Task brief:
Retype each entry below, keeping every character the same.

· · ·

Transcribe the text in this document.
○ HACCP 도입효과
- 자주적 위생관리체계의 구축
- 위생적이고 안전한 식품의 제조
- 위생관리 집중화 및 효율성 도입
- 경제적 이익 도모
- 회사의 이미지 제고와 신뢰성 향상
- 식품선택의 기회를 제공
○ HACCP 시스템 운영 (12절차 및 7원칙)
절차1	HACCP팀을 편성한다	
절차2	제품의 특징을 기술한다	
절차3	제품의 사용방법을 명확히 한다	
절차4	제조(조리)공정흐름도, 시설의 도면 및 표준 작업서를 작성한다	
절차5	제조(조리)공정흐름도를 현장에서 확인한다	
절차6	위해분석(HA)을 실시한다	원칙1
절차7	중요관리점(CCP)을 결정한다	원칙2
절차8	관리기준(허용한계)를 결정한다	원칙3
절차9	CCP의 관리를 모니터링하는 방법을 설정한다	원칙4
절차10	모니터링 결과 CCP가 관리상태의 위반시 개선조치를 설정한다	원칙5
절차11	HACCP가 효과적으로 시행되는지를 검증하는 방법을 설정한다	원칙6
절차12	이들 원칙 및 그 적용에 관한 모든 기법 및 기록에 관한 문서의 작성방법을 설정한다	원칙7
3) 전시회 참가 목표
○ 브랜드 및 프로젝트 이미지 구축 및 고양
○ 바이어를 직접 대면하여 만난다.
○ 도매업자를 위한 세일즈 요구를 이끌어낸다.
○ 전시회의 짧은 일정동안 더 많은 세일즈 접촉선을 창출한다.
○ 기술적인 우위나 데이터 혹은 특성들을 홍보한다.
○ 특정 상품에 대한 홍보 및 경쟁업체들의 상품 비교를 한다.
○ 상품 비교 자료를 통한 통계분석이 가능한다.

· · ·

Reply to the task:
Transcribe the text in this document.
○ HACCP 도입효과
- 자주적 위생관리체계의 구축
- 위생적이고 안전한 식품의 제조
- 위생관리 집중화 및 효율성 도입
- 경제적 이익 도모
- 회사의 이미지 제고와 신뢰성 향상
- 식품선택의 기회를 제공
○ HACCP 시스템 운영 (12절차 및 7원칙)
절차1	HACCP팀을 편성한다	
절차2	제품의 특징을 기술한다	
절차3	제품의 사용방법을 명확히 한다	
절차4	제조(조리)공정흐름도, 시설의 도면 및 표준 작업서를 작성한다	
절차5	제조(조리)공정흐름도를 현장에서 확인한다	
절차6	위해분석(HA)을 실시한다	원칙1
절차7	중요관리점(CCP)을 결정한다	원칙2
절차8	관리기준(허용한계)를 결정한다	원칙3
절차9	CCP의 관리를 모니터링하는 방법을 설정한다	원칙4
절차10	모니터링 결과 CCP가 관리상태의 위반시 개선조치를 설정한다	원칙5
절차11	HACCP가 효과적으로 시행되는지를 검증하는 방법을 설정한다	원칙6
절차12	이들 원칙 및 그 적용에 관한 모든 기법 및 기록에 관한 문서의 작성방법을 설정한다	원칙7
3) 전시회 참가 목표
○ 브랜드 및 프로젝트 이미지 구축 및 고양
○ 바이어를 직접 대면하여 만난다.
○ 도매업자를 위한 세일즈 요구를 이끌어낸다.
○ 전시회의 짧은 일정동안 더 많은 세일즈 접촉선을 창출한다.
○ 기술적인 우위나 데이터 혹은 특성들을 홍보한다.
○ 특정 상품에 대한 홍보 및 경쟁업체들의 상품 비교를 한다.
○ 상품 비교 자료를 통한 통계분석이 가능한다.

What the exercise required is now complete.